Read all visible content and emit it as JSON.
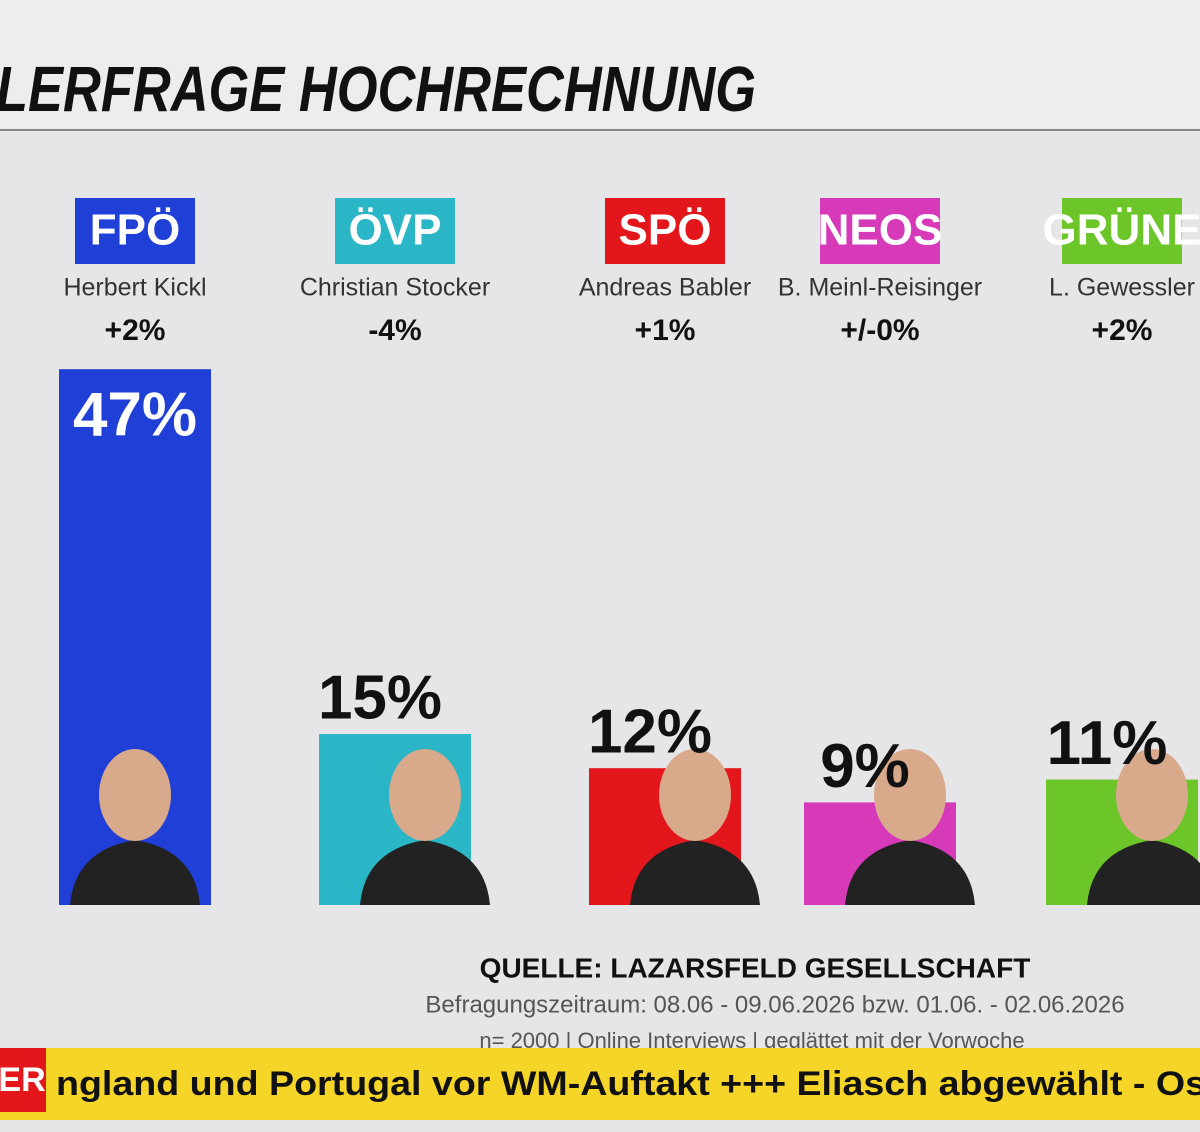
{
  "chart_data": {
    "type": "bar",
    "title": "LERFRAGE HOCHRECHNUNG",
    "categories": [
      "FPÖ",
      "ÖVP",
      "SPÖ",
      "NEOS",
      "GRÜNE"
    ],
    "candidates": [
      "Herbert Kickl",
      "Christian Stocker",
      "Andreas Babler",
      "B. Meinl-Reisinger",
      "L. Gewessler"
    ],
    "changes": [
      "+2%",
      "-4%",
      "+1%",
      "+/-0%",
      "+2%"
    ],
    "values": [
      47,
      15,
      12,
      9,
      11
    ],
    "value_labels": [
      "47%",
      "15%",
      "12%",
      "9%",
      "11%"
    ],
    "colors": [
      "#1f3fd6",
      "#2ab6c6",
      "#e3161b",
      "#d63ab8",
      "#6cc62a"
    ],
    "source": "QUELLE: LAZARSFELD GESELLSCHAFT",
    "period": "Befragungszeitraum: 08.06 - 09.06.2026 bzw. 01.06. - 02.06.2026",
    "method": "n= 2000 | Online Interviews | geglättet mit der Vorwoche"
  },
  "ticker": {
    "badge": "ER",
    "text": "ngland und Portugal vor WM-Auftakt +++ Eliasch abgewählt - Os"
  }
}
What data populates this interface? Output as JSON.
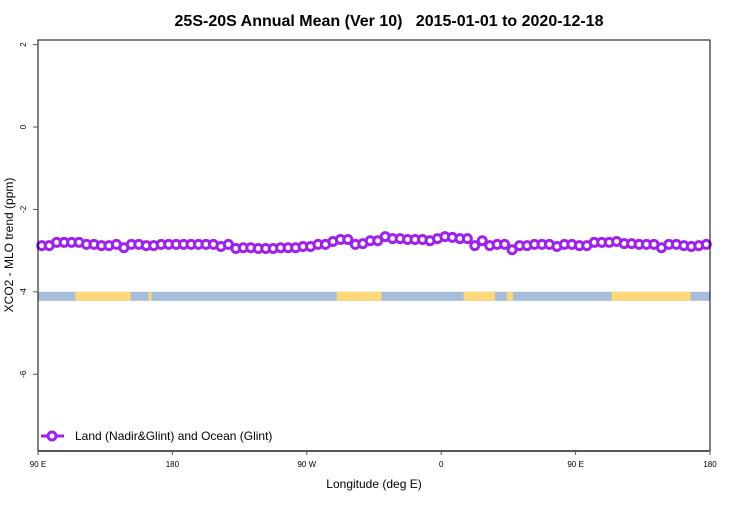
{
  "chart_data": {
    "type": "line",
    "title": "25S-20S Annual Mean (Ver 10)   2015-01-01 to 2020-12-18",
    "xlabel": "Longitude (deg E)",
    "ylabel": "XCO2 - MLO trend (ppm)",
    "xlim": [
      90,
      540
    ],
    "ylim": [
      -7.9,
      2.1
    ],
    "xticks": [
      {
        "value": 90,
        "label": "90 E"
      },
      {
        "value": 180,
        "label": "180"
      },
      {
        "value": 270,
        "label": "90 W"
      },
      {
        "value": 360,
        "label": "0"
      },
      {
        "value": 450,
        "label": "90 E"
      },
      {
        "value": 540,
        "label": "180"
      }
    ],
    "yticks": [
      {
        "value": 2,
        "label": "2"
      },
      {
        "value": 0,
        "label": "0"
      },
      {
        "value": -2,
        "label": "-2"
      },
      {
        "value": -4,
        "label": "-4"
      },
      {
        "value": -6,
        "label": "-6"
      }
    ],
    "grid": false,
    "legend_placement": "bottom-left",
    "series": [
      {
        "name": "Land (Nadir&Glint) and Ocean (Glint)",
        "color": "#A020F0",
        "x_start": 92.5,
        "x_step": 5,
        "values": [
          -2.88,
          -2.88,
          -2.8,
          -2.8,
          -2.8,
          -2.8,
          -2.85,
          -2.85,
          -2.88,
          -2.88,
          -2.85,
          -2.93,
          -2.85,
          -2.85,
          -2.88,
          -2.88,
          -2.85,
          -2.85,
          -2.85,
          -2.85,
          -2.85,
          -2.85,
          -2.85,
          -2.85,
          -2.9,
          -2.85,
          -2.95,
          -2.93,
          -2.93,
          -2.95,
          -2.95,
          -2.95,
          -2.93,
          -2.93,
          -2.93,
          -2.9,
          -2.9,
          -2.85,
          -2.85,
          -2.78,
          -2.73,
          -2.73,
          -2.85,
          -2.83,
          -2.76,
          -2.76,
          -2.66,
          -2.71,
          -2.71,
          -2.73,
          -2.73,
          -2.73,
          -2.76,
          -2.71,
          -2.66,
          -2.68,
          -2.71,
          -2.71,
          -2.88,
          -2.76,
          -2.88,
          -2.85,
          -2.85,
          -2.98,
          -2.88,
          -2.88,
          -2.85,
          -2.85,
          -2.85,
          -2.9,
          -2.85,
          -2.85,
          -2.88,
          -2.88,
          -2.8,
          -2.8,
          -2.8,
          -2.78,
          -2.83,
          -2.83,
          -2.85,
          -2.85,
          -2.85,
          -2.93,
          -2.85,
          -2.85,
          -2.88,
          -2.9,
          -2.88,
          -2.85
        ]
      }
    ],
    "surface_strip": {
      "y_range": [
        -4.22,
        -4.0
      ],
      "ocean_color": "#A6BDDB",
      "land_color": "#FFD87A",
      "land_lon_ranges": [
        [
          115,
          152
        ],
        [
          164,
          166
        ],
        [
          290,
          320
        ],
        [
          375,
          396
        ],
        [
          404,
          408
        ],
        [
          474,
          527
        ]
      ]
    }
  }
}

○ ○ ○

Retype each record exactly as it stands, but do not include the pictures.

Solution to this problem:
Read all visible content and emit it as JSON.
{
  "chart_data": {
    "type": "bar",
    "title": "LERFRAGE HOCHRECHNUNG",
    "categories": [
      "FPÖ",
      "ÖVP",
      "SPÖ",
      "NEOS",
      "GRÜNE"
    ],
    "candidates": [
      "Herbert Kickl",
      "Christian Stocker",
      "Andreas Babler",
      "B. Meinl-Reisinger",
      "L. Gewessler"
    ],
    "changes": [
      "+2%",
      "-4%",
      "+1%",
      "+/-0%",
      "+2%"
    ],
    "values": [
      47,
      15,
      12,
      9,
      11
    ],
    "value_labels": [
      "47%",
      "15%",
      "12%",
      "9%",
      "11%"
    ],
    "colors": [
      "#1f3fd6",
      "#2ab6c6",
      "#e3161b",
      "#d63ab8",
      "#6cc62a"
    ],
    "source": "QUELLE: LAZARSFELD GESELLSCHAFT",
    "period": "Befragungszeitraum: 08.06 - 09.06.2026 bzw. 01.06. - 02.06.2026",
    "method": "n= 2000 | Online Interviews | geglättet mit der Vorwoche"
  },
  "ticker": {
    "badge": "ER",
    "text": "ngland und Portugal vor WM-Auftakt +++ Eliasch abgewählt - Os"
  }
}
What data populates this interface? Output as JSON.
{
  "chart_data": {
    "type": "line",
    "title": "25S-20S Annual Mean (Ver 10)   2015-01-01 to 2020-12-18",
    "xlabel": "Longitude (deg E)",
    "ylabel": "XCO2 - MLO trend (ppm)",
    "xlim": [
      90,
      540
    ],
    "ylim": [
      -7.9,
      2.1
    ],
    "xticks": [
      {
        "value": 90,
        "label": "90 E"
      },
      {
        "value": 180,
        "label": "180"
      },
      {
        "value": 270,
        "label": "90 W"
      },
      {
        "value": 360,
        "label": "0"
      },
      {
        "value": 450,
        "label": "90 E"
      },
      {
        "value": 540,
        "label": "180"
      }
    ],
    "yticks": [
      {
        "value": 2,
        "label": "2"
      },
      {
        "value": 0,
        "label": "0"
      },
      {
        "value": -2,
        "label": "-2"
      },
      {
        "value": -4,
        "label": "-4"
      },
      {
        "value": -6,
        "label": "-6"
      }
    ],
    "grid": false,
    "legend_placement": "bottom-left",
    "series": [
      {
        "name": "Land (Nadir&Glint) and Ocean (Glint)",
        "color": "#A020F0",
        "x_start": 92.5,
        "x_step": 5,
        "values": [
          -2.88,
          -2.88,
          -2.8,
          -2.8,
          -2.8,
          -2.8,
          -2.85,
          -2.85,
          -2.88,
          -2.88,
          -2.85,
          -2.93,
          -2.85,
          -2.85,
          -2.88,
          -2.88,
          -2.85,
          -2.85,
          -2.85,
          -2.85,
          -2.85,
          -2.85,
          -2.85,
          -2.85,
          -2.9,
          -2.85,
          -2.95,
          -2.93,
          -2.93,
          -2.95,
          -2.95,
          -2.95,
          -2.93,
          -2.93,
          -2.93,
          -2.9,
          -2.9,
          -2.85,
          -2.85,
          -2.78,
          -2.73,
          -2.73,
          -2.85,
          -2.83,
          -2.76,
          -2.76,
          -2.66,
          -2.71,
          -2.71,
          -2.73,
          -2.73,
          -2.73,
          -2.76,
          -2.71,
          -2.66,
          -2.68,
          -2.71,
          -2.71,
          -2.88,
          -2.76,
          -2.88,
          -2.85,
          -2.85,
          -2.98,
          -2.88,
          -2.88,
          -2.85,
          -2.85,
          -2.85,
          -2.9,
          -2.85,
          -2.85,
          -2.88,
          -2.88,
          -2.8,
          -2.8,
          -2.8,
          -2.78,
          -2.83,
          -2.83,
          -2.85,
          -2.85,
          -2.85,
          -2.93,
          -2.85,
          -2.85,
          -2.88,
          -2.9,
          -2.88,
          -2.85
        ]
      }
    ],
    "surface_strip": {
      "y_range": [
        -4.22,
        -4.0
      ],
      "ocean_color": "#A6BDDB",
      "land_color": "#FFD87A",
      "land_lon_ranges": [
        [
          115,
          152
        ],
        [
          164,
          166
        ],
        [
          290,
          320
        ],
        [
          375,
          396
        ],
        [
          404,
          408
        ],
        [
          474,
          527
        ]
      ]
    }
  }
}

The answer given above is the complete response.